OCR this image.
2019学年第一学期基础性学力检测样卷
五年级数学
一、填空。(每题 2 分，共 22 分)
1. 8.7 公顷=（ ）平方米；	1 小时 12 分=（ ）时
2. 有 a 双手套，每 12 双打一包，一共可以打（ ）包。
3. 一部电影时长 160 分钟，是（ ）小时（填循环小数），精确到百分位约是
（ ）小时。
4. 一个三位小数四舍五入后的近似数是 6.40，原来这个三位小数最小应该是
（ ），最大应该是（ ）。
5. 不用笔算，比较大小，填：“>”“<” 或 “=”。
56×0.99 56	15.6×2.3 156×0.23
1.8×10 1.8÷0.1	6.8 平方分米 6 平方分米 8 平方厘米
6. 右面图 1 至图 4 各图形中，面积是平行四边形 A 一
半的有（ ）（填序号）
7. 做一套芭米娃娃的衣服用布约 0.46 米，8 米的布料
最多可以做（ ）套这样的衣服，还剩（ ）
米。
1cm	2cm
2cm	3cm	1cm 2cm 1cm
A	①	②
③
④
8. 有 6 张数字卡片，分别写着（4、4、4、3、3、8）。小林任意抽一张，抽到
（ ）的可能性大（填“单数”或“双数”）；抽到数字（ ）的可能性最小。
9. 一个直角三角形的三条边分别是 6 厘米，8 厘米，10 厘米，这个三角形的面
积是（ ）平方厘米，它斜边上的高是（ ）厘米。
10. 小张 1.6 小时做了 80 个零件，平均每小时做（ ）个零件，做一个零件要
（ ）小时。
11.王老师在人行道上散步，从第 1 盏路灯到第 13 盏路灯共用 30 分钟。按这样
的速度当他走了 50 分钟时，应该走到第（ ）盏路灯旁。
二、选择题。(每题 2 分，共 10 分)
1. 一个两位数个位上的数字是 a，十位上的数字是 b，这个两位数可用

> **EXERCISE DIRECTIONS**: Restate the whole of the material exactly.

> **TASK RESULT**:
OCR this image.
2019学年第一学期基础性学力检测样卷
五年级数学
一、填空。(每题 2 分，共 22 分)
1. 8.7 公顷=（ ）平方米；	1 小时 12 分=（ ）时
2. 有 a 双手套，每 12 双打一包，一共可以打（ ）包。
3. 一部电影时长 160 分钟，是（ ）小时（填循环小数），精确到百分位约是
（ ）小时。
4. 一个三位小数四舍五入后的近似数是 6.40，原来这个三位小数最小应该是
（ ），最大应该是（ ）。
5. 不用笔算，比较大小，填：“>”“<” 或 “=”。
56×0.99 56	15.6×2.3 156×0.23
1.8×10 1.8÷0.1	6.8 平方分米 6 平方分米 8 平方厘米
6. 右面图 1 至图 4 各图形中，面积是平行四边形 A 一
半的有（ ）（填序号）
7. 做一套芭米娃娃的衣服用布约 0.46 米，8 米的布料
最多可以做（ ）套这样的衣服，还剩（ ）
米。
1cm	2cm
2cm	3cm	1cm 2cm 1cm
A	①	②
③
④
8. 有 6 张数字卡片，分别写着（4、4、4、3、3、8）。小林任意抽一张，抽到
（ ）的可能性大（填“单数”或“双数”）；抽到数字（ ）的可能性最小。
9. 一个直角三角形的三条边分别是 6 厘米，8 厘米，10 厘米，这个三角形的面
积是（ ）平方厘米，它斜边上的高是（ ）厘米。
10. 小张 1.6 小时做了 80 个零件，平均每小时做（ ）个零件，做一个零件要
（ ）小时。
11.王老师在人行道上散步，从第 1 盏路灯到第 13 盏路灯共用 30 分钟。按这样
的速度当他走了 50 分钟时，应该走到第（ ）盏路灯旁。
二、选择题。(每题 2 分，共 10 分)
1. 一个两位数个位上的数字是 a，十位上的数字是 b，这个两位数可用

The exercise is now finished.